Tasks for this exercise:
1. According to the shooting report, how did the gunman get onto the rooftop?
2. In the shooting report, rewrite the stretch from "A 36-year-old native" through "years since childhood.", substituting "yearly" for "annual".

Given passage:
◆ ◆ ◆ ◆ ◆

Six people were killed have been killed and at least two dozen injured after a man with a high-powered rifle opened fire from a rooftop at a Fourth of July parade in the wealthy Chicago suburb of Highland Park.

Officials said a rifle was recovered from the scene, and a hospital official reported 31 people were injured, an increase on the initial count of 24.

Police said they were searching for a white male about 18 to 20 years old and asked the public for tips and mobile phone images and surveillance video.

"We are aggressively looking for the individual who's responsible," sheriff's department spokesman Christopher Covelli said.

"He could be in the city. He could be somewhere else."

The investigation has made "significant progress," he said without elaborating, except to say the shooting took place from the rooftop of a business the gunman reached via an unsecured alley ladder attached to the building.

The incident comes with gun violence fresh in the minds of many Americans, after a massacre on May 24 killed 19 children and two teachers at a primary school in Uvalde, Texas, and the May 14 attack that killed 10 people at a grocery store in Buffalo, New York.

President Joe Biden said he and his wife Jill were "shocked by the senseless gun violence that has yet again brought grief to an American community on this Independence Day".

Biden said he had "surged federal law enforcement to assist in the urgent search for the shooter."

In his statement, Biden referred to bipartisan gun-reform legislation he signed recently but said much more needed to be done.

"I'm not going to give up fighting the epidemic of gun violence," he said.

Staff at NorthShore Highland Park Hospital in Highland Park were treating 26 people, while five were transported to NorthShore Evanston Hospital.

"The vast majority suffered gunshot wounds," spokesman Jim Anthony said.

Children waving US flags, riding tricycles or enjoying a ride in a wagon pulled by adults froze as people in the crowd screamed while gun shots rang out, video on social media showed.

One mobile phone video, seen but not verified by Reuters, recorded what sounded to be about 30 rapid shots, a pause, and then another roughly 30 shots.

Between the two bursts, a woman can be heard saying from the side of the parade route: "My God, what happened?".

Witness Amarani Garcia, who was at the parade with her young daughter, told the local ABC affiliate she heard gunfire, then a pause for what she suspected was reloading, and then more shots.

There were "people screaming and running. It was just really traumatising", Garcia said.

"I was very terrified. I hid with my daughter actually in a little store. It just makes me feel like we're not safe anymore."

Social media video showed a marching band breaking formation and running away, and other images of people leaving their belongings behind as they sought safety.

"Everyone was running, hiding and screaming," said CBS 2 Digital Producer Elyssa Kaufman, who was at the scene.

A 36-year-old native of Highland Park who wanted to be identified only as Sara, told Reuters she had attended the annual parade most years since childhood.

"Not even five minutes after, very shortly after, the police and firetrucks part of the parade had gone by I heard 'pop, pop, pop, pop, pop'," she said, adding that she first thought they were muskets some times used in parades.

"I looked and there were no muskets. The popping didn't stop ... again it went 'pop, pop, pop, pop, pop' and I turned and I said 'those are gun shots, run'."

Highland Park's population is 30,000 and nearly 90 per cent white, according to the US Census Bureau. About a third of the population is Jewish, according to the Jewish Telegraphic Agency.

◆ ◆ ◆ ◆ ◆

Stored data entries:
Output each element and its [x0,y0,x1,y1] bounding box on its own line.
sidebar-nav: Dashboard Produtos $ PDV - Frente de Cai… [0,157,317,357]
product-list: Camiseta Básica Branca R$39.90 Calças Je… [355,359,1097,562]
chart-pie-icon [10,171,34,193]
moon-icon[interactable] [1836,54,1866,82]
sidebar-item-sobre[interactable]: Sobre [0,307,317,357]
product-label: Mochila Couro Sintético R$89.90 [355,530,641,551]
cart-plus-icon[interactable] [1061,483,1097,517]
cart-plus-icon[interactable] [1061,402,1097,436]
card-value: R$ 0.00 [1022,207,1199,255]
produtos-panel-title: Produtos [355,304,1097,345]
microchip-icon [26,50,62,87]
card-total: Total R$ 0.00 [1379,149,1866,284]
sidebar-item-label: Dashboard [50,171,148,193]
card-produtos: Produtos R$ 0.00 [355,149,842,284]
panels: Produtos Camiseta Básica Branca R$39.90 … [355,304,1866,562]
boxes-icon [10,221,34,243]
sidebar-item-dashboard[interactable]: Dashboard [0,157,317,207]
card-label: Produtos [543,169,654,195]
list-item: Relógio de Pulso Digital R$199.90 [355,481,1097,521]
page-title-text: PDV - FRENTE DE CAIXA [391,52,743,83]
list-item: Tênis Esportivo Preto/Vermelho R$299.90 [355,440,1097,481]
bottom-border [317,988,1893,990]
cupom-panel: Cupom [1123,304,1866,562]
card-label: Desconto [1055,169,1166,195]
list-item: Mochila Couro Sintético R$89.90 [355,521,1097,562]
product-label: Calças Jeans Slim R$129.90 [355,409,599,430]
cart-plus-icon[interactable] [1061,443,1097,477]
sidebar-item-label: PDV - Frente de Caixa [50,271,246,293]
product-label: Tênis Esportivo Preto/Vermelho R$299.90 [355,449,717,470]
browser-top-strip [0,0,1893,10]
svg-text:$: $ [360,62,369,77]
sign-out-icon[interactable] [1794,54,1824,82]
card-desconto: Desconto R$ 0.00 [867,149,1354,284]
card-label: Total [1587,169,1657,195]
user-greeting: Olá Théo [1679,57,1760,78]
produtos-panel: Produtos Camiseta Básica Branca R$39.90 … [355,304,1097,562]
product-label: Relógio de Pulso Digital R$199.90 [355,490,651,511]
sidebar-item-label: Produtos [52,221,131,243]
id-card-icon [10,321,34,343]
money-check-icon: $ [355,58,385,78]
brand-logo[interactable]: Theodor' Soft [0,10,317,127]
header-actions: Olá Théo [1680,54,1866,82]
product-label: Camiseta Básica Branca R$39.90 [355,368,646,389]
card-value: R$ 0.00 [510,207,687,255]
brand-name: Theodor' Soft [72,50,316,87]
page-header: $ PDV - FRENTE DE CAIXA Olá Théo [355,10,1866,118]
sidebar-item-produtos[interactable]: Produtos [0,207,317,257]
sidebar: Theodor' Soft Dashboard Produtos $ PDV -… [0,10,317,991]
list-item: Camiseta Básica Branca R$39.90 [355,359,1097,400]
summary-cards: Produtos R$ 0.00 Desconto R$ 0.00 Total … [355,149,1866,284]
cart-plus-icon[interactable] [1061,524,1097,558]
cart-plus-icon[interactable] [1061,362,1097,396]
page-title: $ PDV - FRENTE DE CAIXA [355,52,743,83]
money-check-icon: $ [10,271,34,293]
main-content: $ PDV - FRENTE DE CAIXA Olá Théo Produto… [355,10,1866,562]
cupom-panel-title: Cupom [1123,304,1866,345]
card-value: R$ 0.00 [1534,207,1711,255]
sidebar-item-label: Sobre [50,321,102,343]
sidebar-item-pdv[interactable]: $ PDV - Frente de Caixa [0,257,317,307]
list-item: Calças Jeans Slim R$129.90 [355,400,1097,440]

◆ ◆ ◆ ◆ ◆

Task responses:
1. He climbed an unsecured alley ladder attached to the building.

2.
A 36-year-old native of Highland Park who wanted to be identified only as Sara, told Reuters she had attended the yearly parade most years since childhood.